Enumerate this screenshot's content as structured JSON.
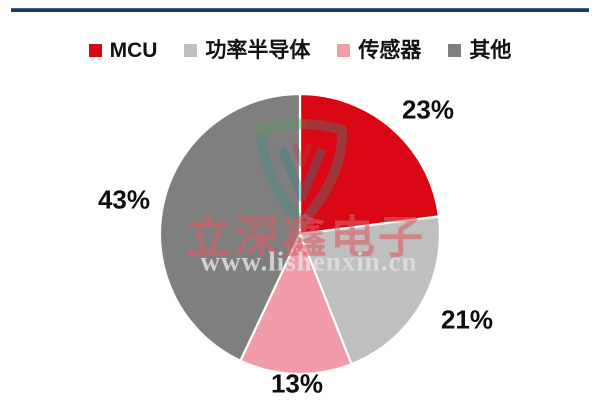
{
  "chart_data": {
    "type": "pie",
    "title": "",
    "start_angle_deg": 0,
    "direction": "clockwise",
    "legend_position": "top",
    "slices": [
      {
        "label": "MCU",
        "value": 23,
        "display": "23%",
        "color": "#d90613"
      },
      {
        "label": "功率半导体",
        "value": 21,
        "display": "21%",
        "color": "#bfbfbf"
      },
      {
        "label": "传感器",
        "value": 13,
        "display": "13%",
        "color": "#f19ca8"
      },
      {
        "label": "其他",
        "value": 43,
        "display": "43%",
        "color": "#7f7f7f"
      }
    ]
  },
  "watermark": {
    "brand": "立深鑫电子",
    "url": "www.lishenxin.cn"
  },
  "colors": {
    "top_rule": "#1f3a5e",
    "slice_divider": "#ffffff",
    "label_text": "#0d0d0d",
    "watermark_teal": "#3a8f83",
    "watermark_green": "#5a9e55",
    "watermark_red": "#b5413e"
  }
}
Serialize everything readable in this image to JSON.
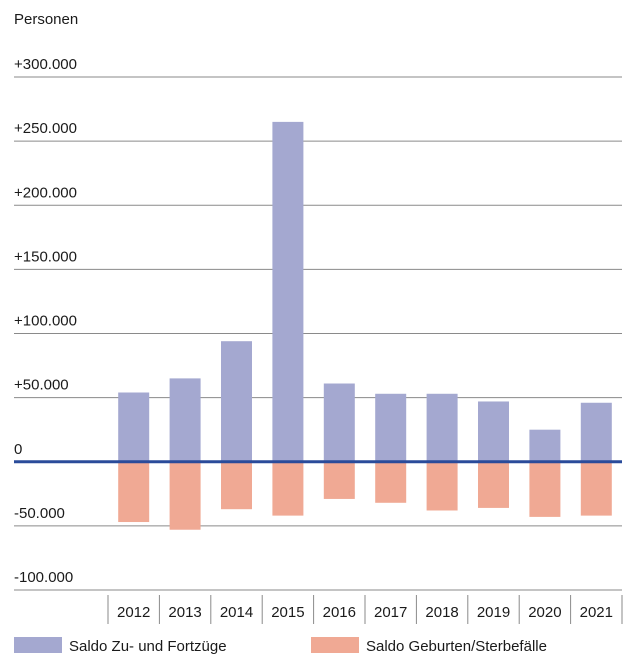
{
  "chart_data": {
    "type": "bar",
    "ylabel": "Personen",
    "categories": [
      "2012",
      "2013",
      "2014",
      "2015",
      "2016",
      "2017",
      "2018",
      "2019",
      "2020",
      "2021"
    ],
    "series": [
      {
        "name": "Saldo Zu- und Fortzüge",
        "color": "#a4a8d0",
        "values": [
          54000,
          65000,
          94000,
          265000,
          61000,
          53000,
          53000,
          47000,
          25000,
          46000
        ]
      },
      {
        "name": "Saldo Geburten/Sterbefälle",
        "color": "#f0a994",
        "values": [
          -47000,
          -53000,
          -37000,
          -42000,
          -29000,
          -32000,
          -38000,
          -36000,
          -43000,
          -42000
        ]
      }
    ],
    "ylim": [
      -100000,
      300000
    ],
    "yticks": [
      300000,
      250000,
      200000,
      150000,
      100000,
      50000,
      0,
      -50000,
      -100000
    ],
    "ytick_labels": [
      "+300.000",
      "+250.000",
      "+200.000",
      "+150.000",
      "+100.000",
      "+50.000",
      "0",
      "-50.000",
      "-100.000"
    ],
    "zero_line_color": "#2a4b9a",
    "grid": true,
    "legend": "bottom"
  }
}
+--
» Set task
From the entries above, copy every line that holds the word "this".

» Solution
Enumerate this screenshot's content as structured JSON.
Serialize everything readable in this image to JSON.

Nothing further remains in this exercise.